> **Data**:
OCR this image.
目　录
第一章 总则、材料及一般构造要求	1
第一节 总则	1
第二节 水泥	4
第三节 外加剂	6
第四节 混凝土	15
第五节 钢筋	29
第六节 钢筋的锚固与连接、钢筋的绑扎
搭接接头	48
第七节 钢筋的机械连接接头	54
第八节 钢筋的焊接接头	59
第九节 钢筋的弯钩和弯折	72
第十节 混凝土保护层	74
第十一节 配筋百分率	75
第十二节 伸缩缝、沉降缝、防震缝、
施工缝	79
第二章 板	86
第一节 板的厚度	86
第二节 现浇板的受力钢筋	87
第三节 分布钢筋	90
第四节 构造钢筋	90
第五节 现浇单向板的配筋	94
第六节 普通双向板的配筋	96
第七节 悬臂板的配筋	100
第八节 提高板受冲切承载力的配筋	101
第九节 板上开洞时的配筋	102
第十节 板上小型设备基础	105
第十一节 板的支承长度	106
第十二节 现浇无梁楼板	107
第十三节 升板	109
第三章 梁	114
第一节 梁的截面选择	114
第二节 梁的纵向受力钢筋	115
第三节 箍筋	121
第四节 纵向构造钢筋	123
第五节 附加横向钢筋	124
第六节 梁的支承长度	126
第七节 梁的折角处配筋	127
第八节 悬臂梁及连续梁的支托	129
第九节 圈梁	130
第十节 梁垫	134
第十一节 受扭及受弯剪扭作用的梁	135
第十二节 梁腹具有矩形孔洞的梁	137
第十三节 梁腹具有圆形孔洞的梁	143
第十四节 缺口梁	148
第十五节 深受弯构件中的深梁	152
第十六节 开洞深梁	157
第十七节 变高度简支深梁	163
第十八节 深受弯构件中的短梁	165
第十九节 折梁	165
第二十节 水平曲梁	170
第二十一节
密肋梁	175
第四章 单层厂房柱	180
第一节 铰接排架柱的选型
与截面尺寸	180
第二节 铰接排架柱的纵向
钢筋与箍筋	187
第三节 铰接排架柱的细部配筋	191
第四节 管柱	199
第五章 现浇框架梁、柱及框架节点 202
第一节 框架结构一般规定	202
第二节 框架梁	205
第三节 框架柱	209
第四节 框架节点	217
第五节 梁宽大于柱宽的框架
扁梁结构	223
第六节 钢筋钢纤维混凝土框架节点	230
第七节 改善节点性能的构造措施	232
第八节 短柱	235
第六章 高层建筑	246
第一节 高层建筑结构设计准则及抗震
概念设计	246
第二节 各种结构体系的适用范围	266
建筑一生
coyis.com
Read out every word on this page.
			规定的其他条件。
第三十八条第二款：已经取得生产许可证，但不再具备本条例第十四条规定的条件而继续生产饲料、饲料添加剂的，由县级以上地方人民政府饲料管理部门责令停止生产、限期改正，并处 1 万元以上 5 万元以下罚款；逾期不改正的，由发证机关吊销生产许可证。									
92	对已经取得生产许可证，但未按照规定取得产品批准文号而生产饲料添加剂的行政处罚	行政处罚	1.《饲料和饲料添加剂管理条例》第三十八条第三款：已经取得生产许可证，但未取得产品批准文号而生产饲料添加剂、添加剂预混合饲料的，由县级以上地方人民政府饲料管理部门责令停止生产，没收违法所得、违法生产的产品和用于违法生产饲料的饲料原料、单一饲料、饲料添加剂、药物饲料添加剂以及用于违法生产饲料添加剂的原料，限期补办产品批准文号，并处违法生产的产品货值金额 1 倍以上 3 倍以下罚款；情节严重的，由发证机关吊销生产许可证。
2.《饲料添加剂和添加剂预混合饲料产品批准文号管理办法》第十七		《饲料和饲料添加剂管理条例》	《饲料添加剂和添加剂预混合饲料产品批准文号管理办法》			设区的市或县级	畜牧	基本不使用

> **Task statement**:
Print the records once more, exactly as they were given.

> **Task solution**:
OCR this image.
目　录
第一章 总则、材料及一般构造要求	1
第一节 总则	1
第二节 水泥	4
第三节 外加剂	6
第四节 混凝土	15
第五节 钢筋	29
第六节 钢筋的锚固与连接、钢筋的绑扎
搭接接头	48
第七节 钢筋的机械连接接头	54
第八节 钢筋的焊接接头	59
第九节 钢筋的弯钩和弯折	72
第十节 混凝土保护层	74
第十一节 配筋百分率	75
第十二节 伸缩缝、沉降缝、防震缝、
施工缝	79
第二章 板	86
第一节 板的厚度	86
第二节 现浇板的受力钢筋	87
第三节 分布钢筋	90
第四节 构造钢筋	90
第五节 现浇单向板的配筋	94
第六节 普通双向板的配筋	96
第七节 悬臂板的配筋	100
第八节 提高板受冲切承载力的配筋	101
第九节 板上开洞时的配筋	102
第十节 板上小型设备基础	105
第十一节 板的支承长度	106
第十二节 现浇无梁楼板	107
第十三节 升板	109
第三章 梁	114
第一节 梁的截面选择	114
第二节 梁的纵向受力钢筋	115
第三节 箍筋	121
第四节 纵向构造钢筋	123
第五节 附加横向钢筋	124
第六节 梁的支承长度	126
第七节 梁的折角处配筋	127
第八节 悬臂梁及连续梁的支托	129
第九节 圈梁	130
第十节 梁垫	134
第十一节 受扭及受弯剪扭作用的梁	135
第十二节 梁腹具有矩形孔洞的梁	137
第十三节 梁腹具有圆形孔洞的梁	143
第十四节 缺口梁	148
第十五节 深受弯构件中的深梁	152
第十六节 开洞深梁	157
第十七节 变高度简支深梁	163
第十八节 深受弯构件中的短梁	165
第十九节 折梁	165
第二十节 水平曲梁	170
第二十一节
密肋梁	175
第四章 单层厂房柱	180
第一节 铰接排架柱的选型
与截面尺寸	180
第二节 铰接排架柱的纵向
钢筋与箍筋	187
第三节 铰接排架柱的细部配筋	191
第四节 管柱	199
第五章 现浇框架梁、柱及框架节点 202
第一节 框架结构一般规定	202
第二节 框架梁	205
第三节 框架柱	209
第四节 框架节点	217
第五节 梁宽大于柱宽的框架
扁梁结构	223
第六节 钢筋钢纤维混凝土框架节点	230
第七节 改善节点性能的构造措施	232
第八节 短柱	235
第六章 高层建筑	246
第一节 高层建筑结构设计准则及抗震
概念设计	246
第二节 各种结构体系的适用范围	266
建筑一生
coyis.com
Read out every word on this page.
			规定的其他条件。
第三十八条第二款：已经取得生产许可证，但不再具备本条例第十四条规定的条件而继续生产饲料、饲料添加剂的，由县级以上地方人民政府饲料管理部门责令停止生产、限期改正，并处 1 万元以上 5 万元以下罚款；逾期不改正的，由发证机关吊销生产许可证。									
92	对已经取得生产许可证，但未按照规定取得产品批准文号而生产饲料添加剂的行政处罚	行政处罚	1.《饲料和饲料添加剂管理条例》第三十八条第三款：已经取得生产许可证，但未取得产品批准文号而生产饲料添加剂、添加剂预混合饲料的，由县级以上地方人民政府饲料管理部门责令停止生产，没收违法所得、违法生产的产品和用于违法生产饲料的饲料原料、单一饲料、饲料添加剂、药物饲料添加剂以及用于违法生产饲料添加剂的原料，限期补办产品批准文号，并处违法生产的产品货值金额 1 倍以上 3 倍以下罚款；情节严重的，由发证机关吊销生产许可证。
2.《饲料添加剂和添加剂预混合饲料产品批准文号管理办法》第十七		《饲料和饲料添加剂管理条例》	《饲料添加剂和添加剂预混合饲料产品批准文号管理办法》			设区的市或县级	畜牧	基本不使用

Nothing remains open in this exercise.